- **Records for this task**:
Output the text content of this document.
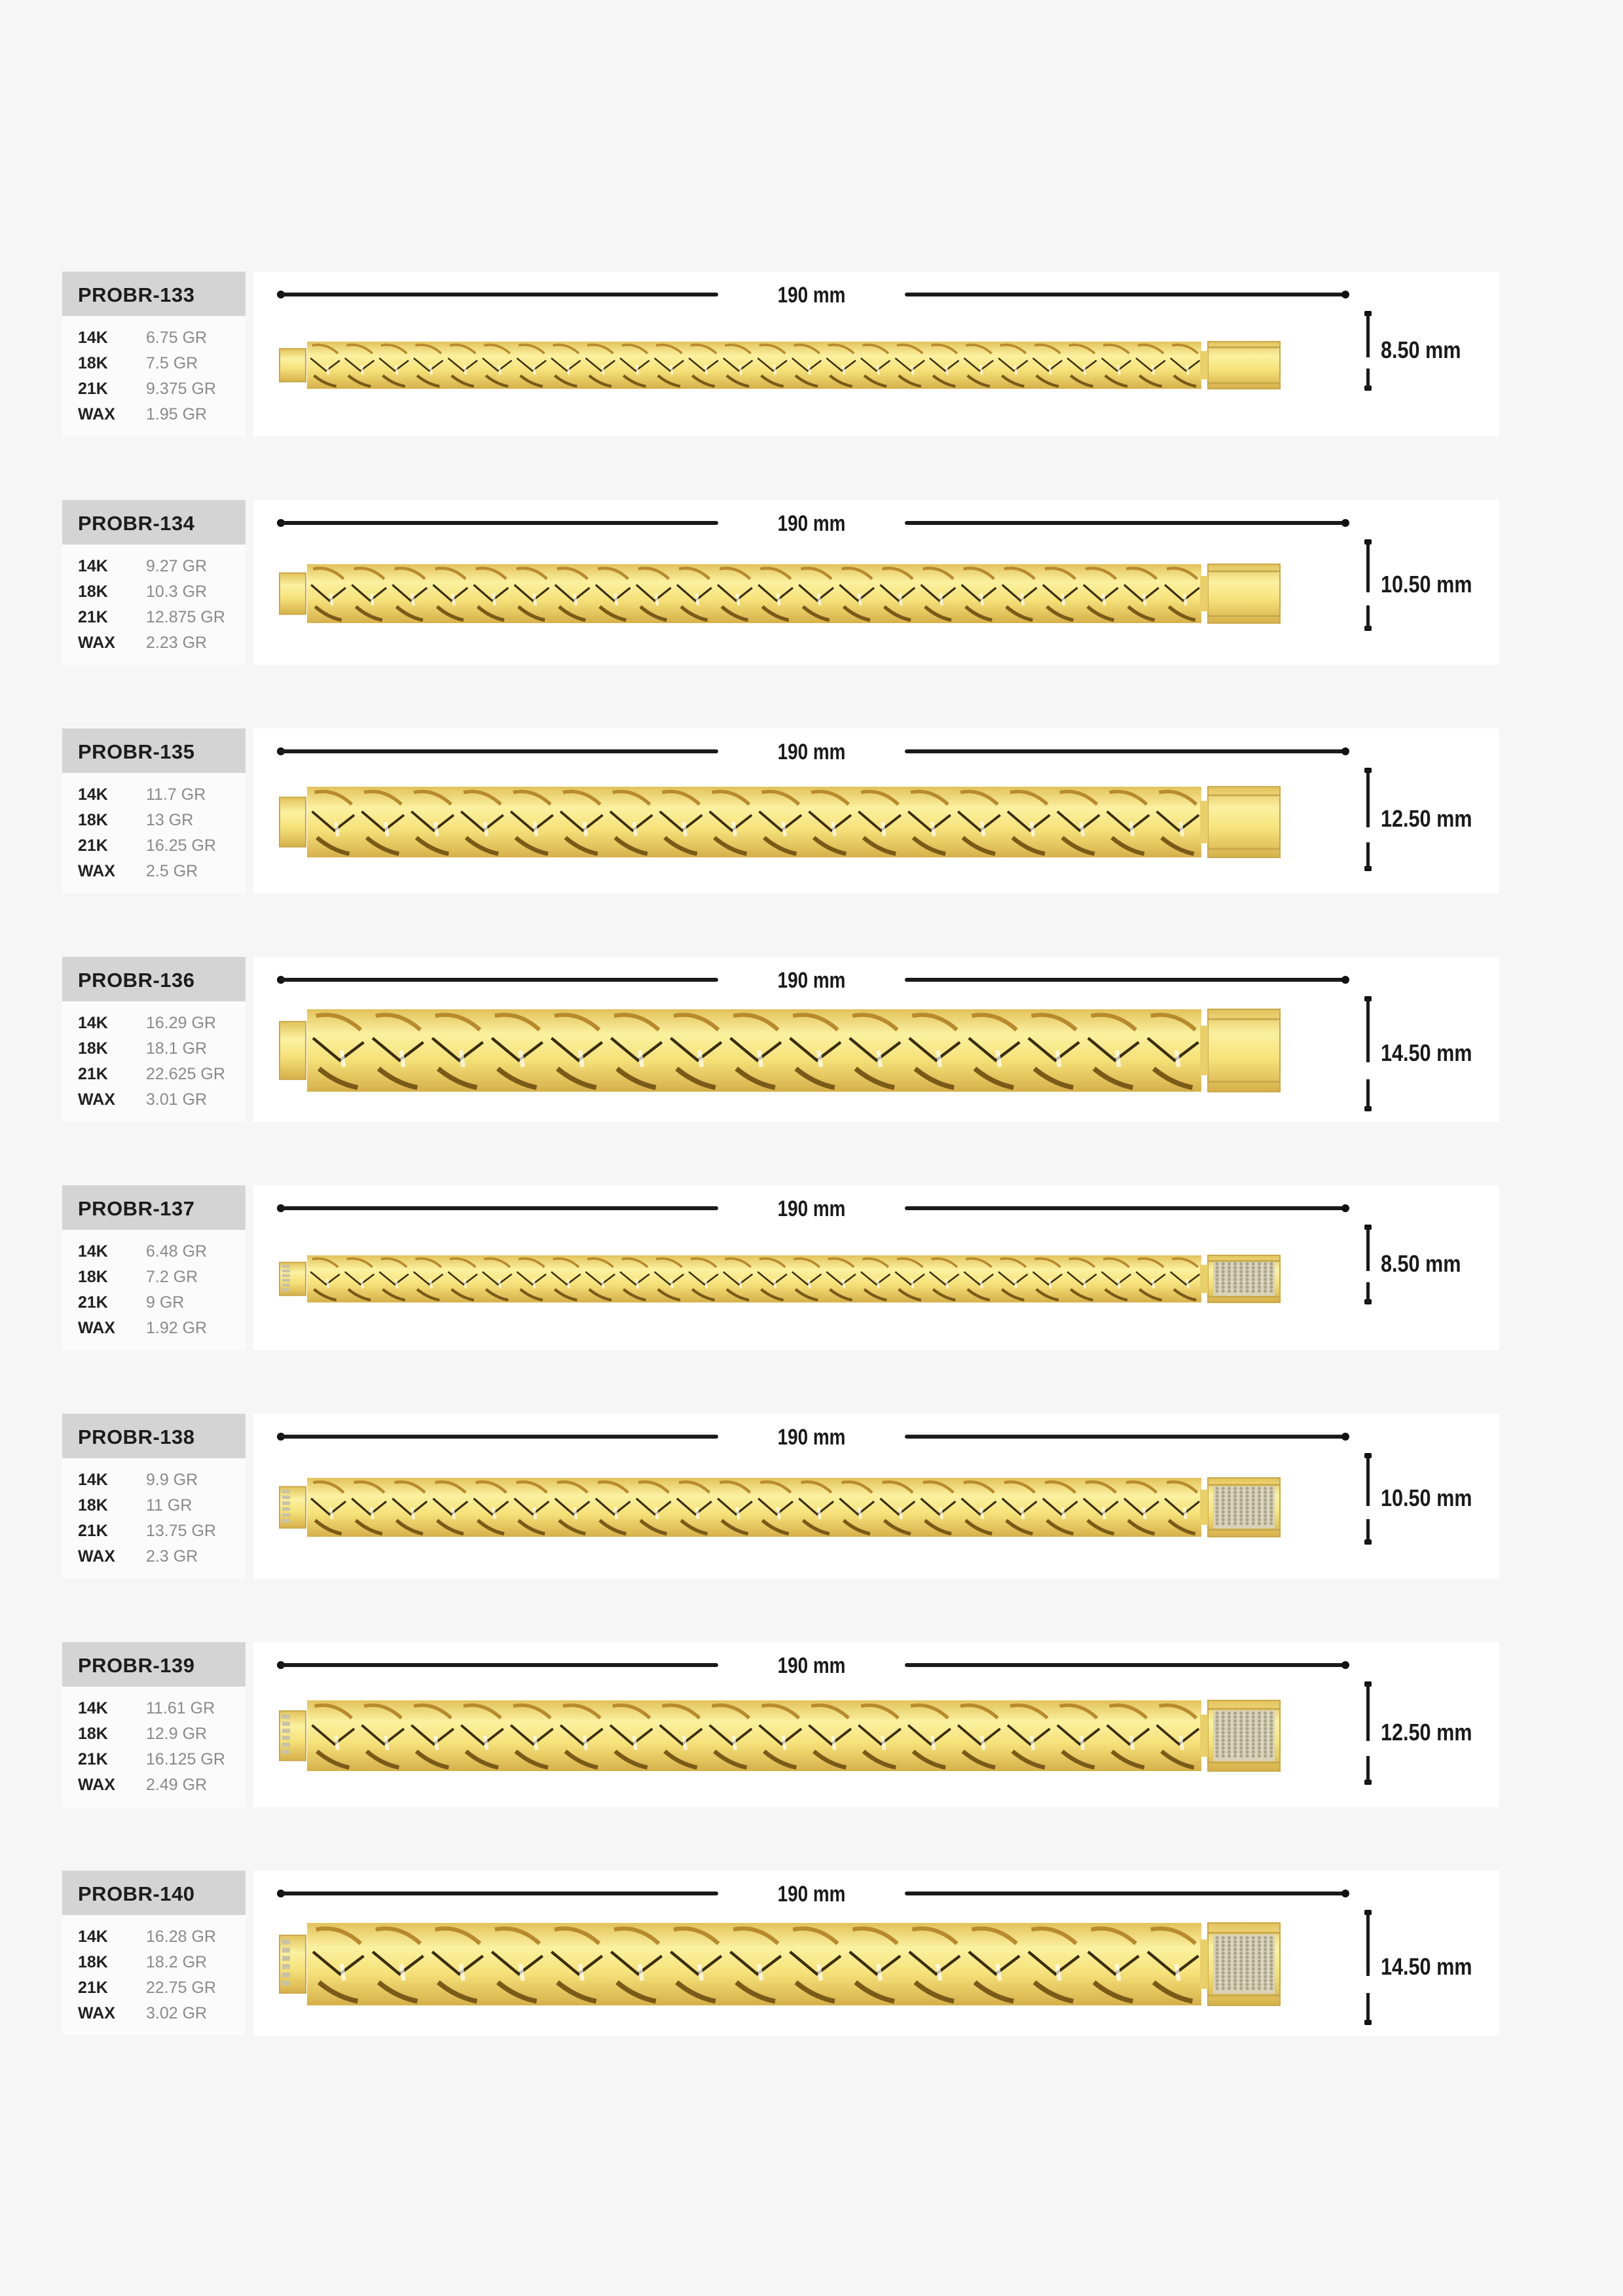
PROBR-133
14K	6.75 GR
18K	7.5 GR
21K	9.375 GR
WAX	1.95 GR
190 mm
8.50 mm
PROBR-134
14K	9.27 GR
18K	10.3 GR
21K	12.875 GR
WAX	2.23 GR
190 mm
10.50 mm
PROBR-135
14K	11.7 GR
18K	13 GR
21K	16.25 GR
WAX	2.5 GR
190 mm
12.50 mm
PROBR-136
14K	16.29 GR
18K	18.1 GR
21K	22.625 GR
WAX	3.01 GR
190 mm
14.50 mm
PROBR-137
14K	6.48 GR
18K	7.2 GR
21K	9 GR
WAX	1.92 GR
190 mm
8.50 mm
PROBR-138
14K	9.9 GR
18K	11 GR
21K	13.75 GR
WAX	2.3 GR
190 mm
10.50 mm
PROBR-139
14K	11.61 GR
18K	12.9 GR
21K	16.125 GR
WAX	2.49 GR
190 mm
12.50 mm
PROBR-140
14K	16.28 GR
18K	18.2 GR
21K	22.75 GR
WAX	3.02 GR
190 mm
14.50 mm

- **Stated goal**: Give the material again exactly as it is, but keep the pictures out.

- **Exercise result**:
Output the text content of this document.
PROBR-133
14K	6.75 GR
18K	7.5 GR
21K	9.375 GR
WAX	1.95 GR
190 mm
8.50 mm
PROBR-134
14K	9.27 GR
18K	10.3 GR
21K	12.875 GR
WAX	2.23 GR
190 mm
10.50 mm
PROBR-135
14K	11.7 GR
18K	13 GR
21K	16.25 GR
WAX	2.5 GR
190 mm
12.50 mm
PROBR-136
14K	16.29 GR
18K	18.1 GR
21K	22.625 GR
WAX	3.01 GR
190 mm
14.50 mm
PROBR-137
14K	6.48 GR
18K	7.2 GR
21K	9 GR
WAX	1.92 GR
190 mm
8.50 mm
PROBR-138
14K	9.9 GR
18K	11 GR
21K	13.75 GR
WAX	2.3 GR
190 mm
10.50 mm
PROBR-139
14K	11.61 GR
18K	12.9 GR
21K	16.125 GR
WAX	2.49 GR
190 mm
12.50 mm
PROBR-140
14K	16.28 GR
18K	18.2 GR
21K	22.75 GR
WAX	3.02 GR
190 mm
14.50 mm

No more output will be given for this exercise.